== Input material ==

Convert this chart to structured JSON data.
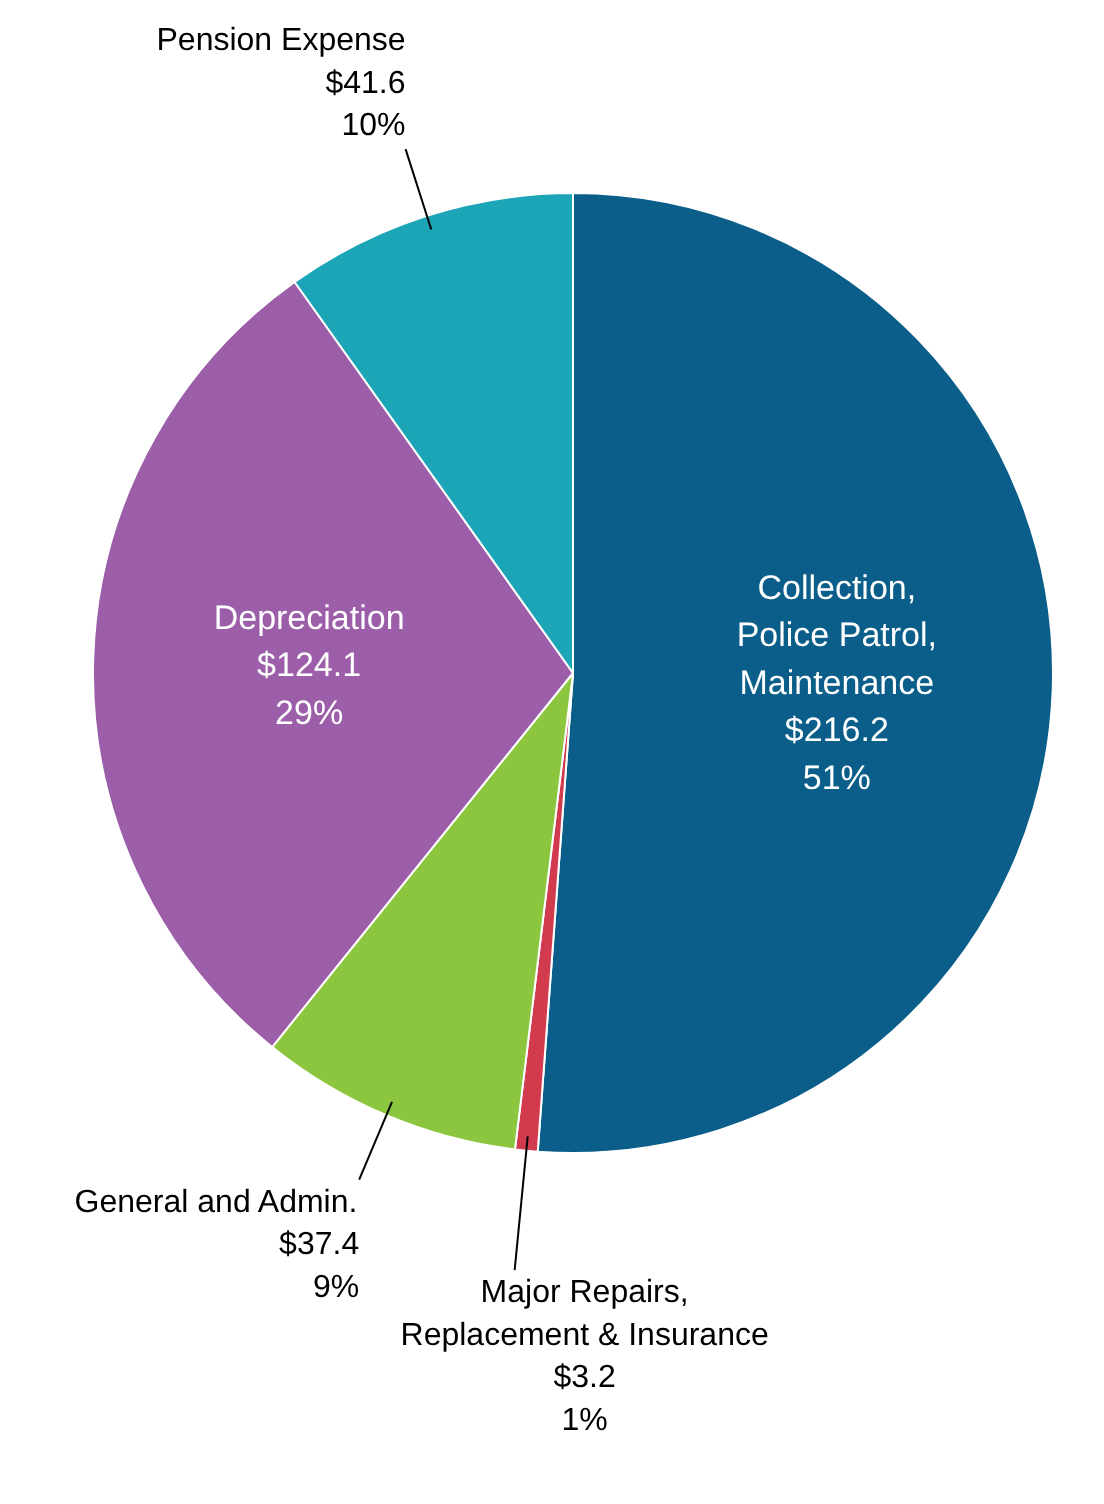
{
  "chart_data": {
    "type": "pie",
    "categories": [
      "Collection,\nPolice Patrol,\nMaintenance",
      "Major Repairs,\nReplacement & Insurance",
      "General and Admin.",
      "Depreciation",
      "Pension Expense"
    ],
    "values": [
      216.2,
      3.2,
      37.4,
      124.1,
      41.6
    ],
    "value_labels": [
      "$216.2\n51%",
      "$3.2\n1%",
      "$37.4\n9%",
      "$124.1\n29%",
      "$41.6\n10%"
    ],
    "colors": [
      "#0b5e89",
      "#d23a4e",
      "#8cc63f",
      "#9c5ea8",
      "#1ba5b6"
    ]
  }
}
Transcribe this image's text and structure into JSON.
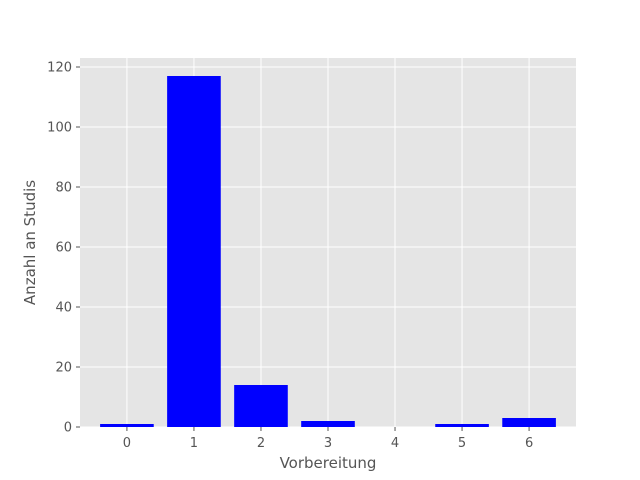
{
  "chart_data": {
    "type": "bar",
    "title": "",
    "xlabel": "Vorbereitung",
    "ylabel": "Anzahl an Studis",
    "categories": [
      "0",
      "1",
      "2",
      "3",
      "4",
      "5",
      "6"
    ],
    "values": [
      1,
      117,
      14,
      2,
      0,
      1,
      3
    ],
    "ylim": [
      0,
      123
    ],
    "yticks": [
      "0",
      "20",
      "40",
      "60",
      "80",
      "100",
      "120"
    ],
    "grid": true,
    "legend": "none",
    "colors": {
      "bar": "#0000ff",
      "plot_background": "#e5e5e5",
      "grid": "#ffffff",
      "text": "#555555"
    }
  }
}
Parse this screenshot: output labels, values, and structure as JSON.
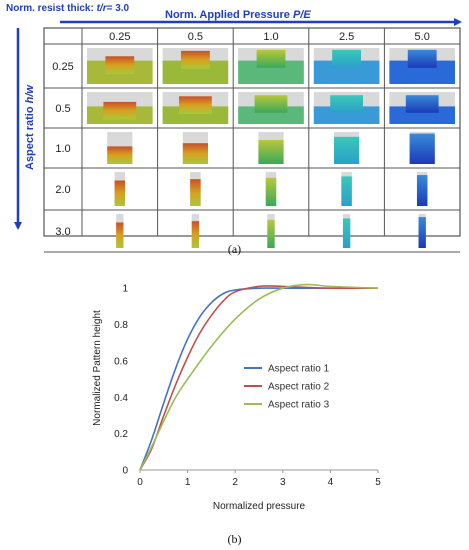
{
  "panel_a": {
    "title_prefix": "Norm. resist thick: ",
    "title_param": "t/r",
    "title_value": "= 3.0",
    "applied_pressure_label": "Norm. Applied Pressure ",
    "applied_pressure_param": "P/E",
    "aspect_ratio_label": "Aspect ratio ",
    "aspect_ratio_param": "h/w",
    "columns": [
      "0.25",
      "0.5",
      "1.0",
      "2.5",
      "5.0"
    ],
    "rows": [
      "0.25",
      "0.5",
      "1.0",
      "2.0",
      "3.0"
    ],
    "caption": "(a)",
    "colors": {
      "arrow": "#1f3fbf",
      "grid": "#555555"
    }
  },
  "chart_data": {
    "type": "line",
    "caption": "(b)",
    "xlabel": "Normalized pressure",
    "ylabel": "Normalized Pattern height",
    "xlim": [
      0,
      5
    ],
    "ylim": [
      0,
      1.1
    ],
    "xticks": [
      "0",
      "1",
      "2",
      "3",
      "4",
      "5"
    ],
    "yticks": [
      "0",
      "0.2",
      "0.4",
      "0.6",
      "0.8",
      "1"
    ],
    "grid": false,
    "legend_position": "center-right",
    "series": [
      {
        "name": "Aspect ratio 1",
        "color": "#4472c4",
        "x": [
          0,
          0.25,
          0.5,
          0.75,
          1.0,
          1.25,
          1.5,
          1.75,
          2.0,
          2.5,
          3.0,
          4.0,
          5.0
        ],
        "y": [
          0,
          0.17,
          0.37,
          0.56,
          0.72,
          0.84,
          0.92,
          0.97,
          0.99,
          1.0,
          1.0,
          1.0,
          1.0
        ]
      },
      {
        "name": "Aspect ratio 2",
        "color": "#c0504d",
        "x": [
          0,
          0.25,
          0.5,
          0.75,
          1.0,
          1.25,
          1.5,
          1.75,
          2.0,
          2.5,
          3.0,
          4.0,
          5.0
        ],
        "y": [
          0,
          0.12,
          0.3,
          0.47,
          0.62,
          0.75,
          0.85,
          0.93,
          0.98,
          1.01,
          1.01,
          1.0,
          1.0
        ]
      },
      {
        "name": "Aspect ratio 3",
        "color": "#9bbb59",
        "x": [
          0,
          0.25,
          0.5,
          0.75,
          1.0,
          1.5,
          2.0,
          2.5,
          3.0,
          3.5,
          4.0,
          5.0
        ],
        "y": [
          0,
          0.13,
          0.27,
          0.4,
          0.5,
          0.68,
          0.83,
          0.94,
          1.0,
          1.02,
          1.01,
          1.0
        ]
      }
    ]
  }
}
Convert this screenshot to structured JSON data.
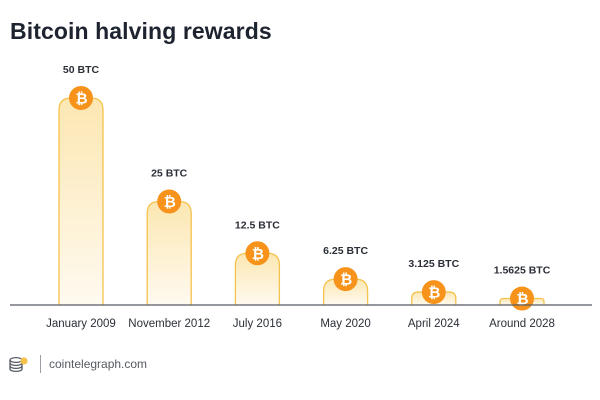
{
  "title": "Bitcoin halving rewards",
  "footer": {
    "site": "cointelegraph.com",
    "logo_icon": "cointelegraph-logo-icon"
  },
  "colors": {
    "bar_top": "#fce7b2",
    "bar_bottom": "#fffaf0",
    "bar_stroke": "#f5c24c",
    "coin": "#f7931a",
    "axis": "#555b63",
    "label": "#2b2f38"
  },
  "chart_data": {
    "type": "bar",
    "categories": [
      "January 2009",
      "November 2012",
      "July 2016",
      "May 2020",
      "April 2024",
      "Around 2028"
    ],
    "values": [
      50,
      25,
      12.5,
      6.25,
      3.125,
      1.5625
    ],
    "data_labels": [
      "50 BTC",
      "25 BTC",
      "12.5 BTC",
      "6.25 BTC",
      "3.125 BTC",
      "1.5625 BTC"
    ],
    "title": "Bitcoin halving rewards",
    "xlabel": "",
    "ylabel": "",
    "grid": false,
    "marker_icon": "bitcoin-icon"
  }
}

===

What the task requires: Images in the records should not be copied. Repeat all the rest exactly.

Full solution:
Convert this chart to structured JSON data.
{
  "chart_data": {
    "type": "pie",
    "categories": [
      "Collection,\nPolice Patrol,\nMaintenance",
      "Major Repairs,\nReplacement & Insurance",
      "General and Admin.",
      "Depreciation",
      "Pension Expense"
    ],
    "values": [
      216.2,
      3.2,
      37.4,
      124.1,
      41.6
    ],
    "value_labels": [
      "$216.2\n51%",
      "$3.2\n1%",
      "$37.4\n9%",
      "$124.1\n29%",
      "$41.6\n10%"
    ],
    "colors": [
      "#0b5e89",
      "#d23a4e",
      "#8cc63f",
      "#9c5ea8",
      "#1ba5b6"
    ]
  }
}
Transcribe this image's text and structure into JSON.
{
  "chart_data": {
    "type": "bar",
    "title": "",
    "xlabel": "Vorbereitung",
    "ylabel": "Anzahl an Studis",
    "categories": [
      "0",
      "1",
      "2",
      "3",
      "4",
      "5",
      "6"
    ],
    "values": [
      1,
      117,
      14,
      2,
      0,
      1,
      3
    ],
    "ylim": [
      0,
      123
    ],
    "yticks": [
      "0",
      "20",
      "40",
      "60",
      "80",
      "100",
      "120"
    ],
    "grid": true,
    "legend": "none",
    "colors": {
      "bar": "#0000ff",
      "plot_background": "#e5e5e5",
      "grid": "#ffffff",
      "text": "#555555"
    }
  }
}
Parse this screenshot: output labels, values, and structure as JSON.
{
  "panel_a": {
    "title_prefix": "Norm. resist thick: ",
    "title_param": "t/r",
    "title_value": "= 3.0",
    "applied_pressure_label": "Norm. Applied Pressure ",
    "applied_pressure_param": "P/E",
    "aspect_ratio_label": "Aspect ratio ",
    "aspect_ratio_param": "h/w",
    "columns": [
      "0.25",
      "0.5",
      "1.0",
      "2.5",
      "5.0"
    ],
    "rows": [
      "0.25",
      "0.5",
      "1.0",
      "2.0",
      "3.0"
    ],
    "caption": "(a)",
    "colors": {
      "arrow": "#1f3fbf",
      "grid": "#555555"
    }
  },
  "chart_data": {
    "type": "line",
    "caption": "(b)",
    "xlabel": "Normalized pressure",
    "ylabel": "Normalized Pattern height",
    "xlim": [
      0,
      5
    ],
    "ylim": [
      0,
      1.1
    ],
    "xticks": [
      "0",
      "1",
      "2",
      "3",
      "4",
      "5"
    ],
    "yticks": [
      "0",
      "0.2",
      "0.4",
      "0.6",
      "0.8",
      "1"
    ],
    "grid": false,
    "legend_position": "center-right",
    "series": [
      {
        "name": "Aspect ratio 1",
        "color": "#4472c4",
        "x": [
          0,
          0.25,
          0.5,
          0.75,
          1.0,
          1.25,
          1.5,
          1.75,
          2.0,
          2.5,
          3.0,
          4.0,
          5.0
        ],
        "y": [
          0,
          0.17,
          0.37,
          0.56,
          0.72,
          0.84,
          0.92,
          0.97,
          0.99,
          1.0,
          1.0,
          1.0,
          1.0
        ]
      },
      {
        "name": "Aspect ratio 2",
        "color": "#c0504d",
        "x": [
          0,
          0.25,
          0.5,
          0.75,
          1.0,
          1.25,
          1.5,
          1.75,
          2.0,
          2.5,
          3.0,
          4.0,
          5.0
        ],
        "y": [
          0,
          0.12,
          0.3,
          0.47,
          0.62,
          0.75,
          0.85,
          0.93,
          0.98,
          1.01,
          1.01,
          1.0,
          1.0
        ]
      },
      {
        "name": "Aspect ratio 3",
        "color": "#9bbb59",
        "x": [
          0,
          0.25,
          0.5,
          0.75,
          1.0,
          1.5,
          2.0,
          2.5,
          3.0,
          3.5,
          4.0,
          5.0
        ],
        "y": [
          0,
          0.13,
          0.27,
          0.4,
          0.5,
          0.68,
          0.83,
          0.94,
          1.0,
          1.02,
          1.01,
          1.0
        ]
      }
    ]
  }
}
Convert this screenshot to structured JSON data.
{
  "title": "Bitcoin halving rewards",
  "footer": {
    "site": "cointelegraph.com",
    "logo_icon": "cointelegraph-logo-icon"
  },
  "colors": {
    "bar_top": "#fce7b2",
    "bar_bottom": "#fffaf0",
    "bar_stroke": "#f5c24c",
    "coin": "#f7931a",
    "axis": "#555b63",
    "label": "#2b2f38"
  },
  "chart_data": {
    "type": "bar",
    "categories": [
      "January 2009",
      "November 2012",
      "July 2016",
      "May 2020",
      "April 2024",
      "Around 2028"
    ],
    "values": [
      50,
      25,
      12.5,
      6.25,
      3.125,
      1.5625
    ],
    "data_labels": [
      "50 BTC",
      "25 BTC",
      "12.5 BTC",
      "6.25 BTC",
      "3.125 BTC",
      "1.5625 BTC"
    ],
    "title": "Bitcoin halving rewards",
    "xlabel": "",
    "ylabel": "",
    "grid": false,
    "marker_icon": "bitcoin-icon"
  }
}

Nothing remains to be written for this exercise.